* **PROVIDED PASSAGE**
The first couple of years of Chris Claremont’s UNCANNY X-MEN (#94-105 – the book was bi-monthly back then) are really weird to look back on, knowing what came later: Len Wein had introduced the All-New, All-Different team in Giant Size X-Men without Claremont’s involvement, and so the first couple of years feels like the writer trying to work out what to do with the characters.

There’s no real singular voice to the series, at this early point, probably because Claremont himself hadn’t really worked out what we’d later come to recognize as his voice; instead, everything reads pretty much like the generic late ’70s Marvel comic book that is was – Free of the expectations of what an X-Men comic should be, Claremont and Dave Cockrum pursue their own interests (space opera!), bring in characters from other books (And when you’re bringing in supporting characters from The Hulk, you’ve got to know that you’re desperate) and pick at tidbits from the original incarnation of the book, just to keep that sense of continuity going.

It’s enjoyably free of the oppressive angst that the books went on to develop, the consistent sense of persecution and fear and loss that defined the franchise after the Phoenix arc, but it’s also… pretty bland stuff, really. If the characters hadn’t gone on to bigger and better things, there’d be nothing to really differentiate this from Marvel Team-Up or The Defenders or whatever. As it is, it’s mostly worthwhile to see Claremont slowly realizing who each character was, in fits and starts (Storm’s sudden claustrophobia which affects her when she’s in a castle in #102, but not when she’s in a sealed military base within a mountain in #95, because he hadn’t thought of it, back then; or Wolverine’s claws being revealed to be part of him in #98 and the way it seems to crystalize the character so that he finally feels like the Wolverine we know by #100), and also what kind of story worked for them.

* **COMPLETE THE FOLLOWING**
A - Reproduce the commentary on the early Uncanny X-Men issues between "The first couple of years of" and "with the characters.", inclusive, renaming "team" as "roster".
B - Carry the commentary on the early Uncanny X-Men issues further, beginning after its last sentence.
The listing that comes next is from a separate source.

* **DATA LINES**
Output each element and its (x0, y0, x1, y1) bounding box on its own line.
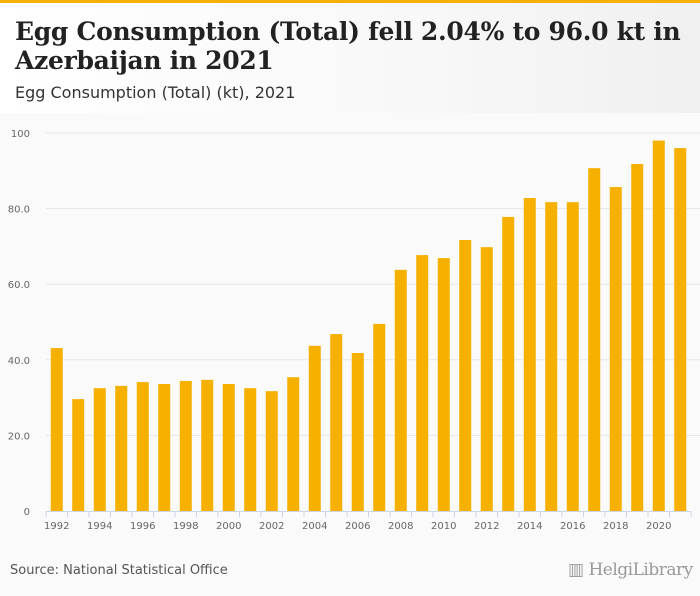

* **ANSWERS BELOW**
A -
The first couple of years of Chris Claremont’s UNCANNY X-MEN (#94-105 – the book was bi-monthly back then) are really weird to look back on, knowing what came later: Len Wein had introduced the All-New, All-Different roster in Giant Size X-Men without Claremont’s involvement, and so the first couple of years feels like the writer trying to work out what to do with the characters.

B -
There’s a free-wheeling, unrestrained feeling to the series here that it lost somewhere in the mid #100s and never regained, sadly enough, but one of the side-effects of that is that there’s also no real sense of weight or importance to anything, either; the closest you get is Jean Grey’s transformation into Phoenix, but even that has a familiar, never-ending Mighty Marvel Soap Opera feel to it that doesn’t turn into what we know it as now until much later. For now, though, these issues are Okay, but nothing more, unless you know what comes later.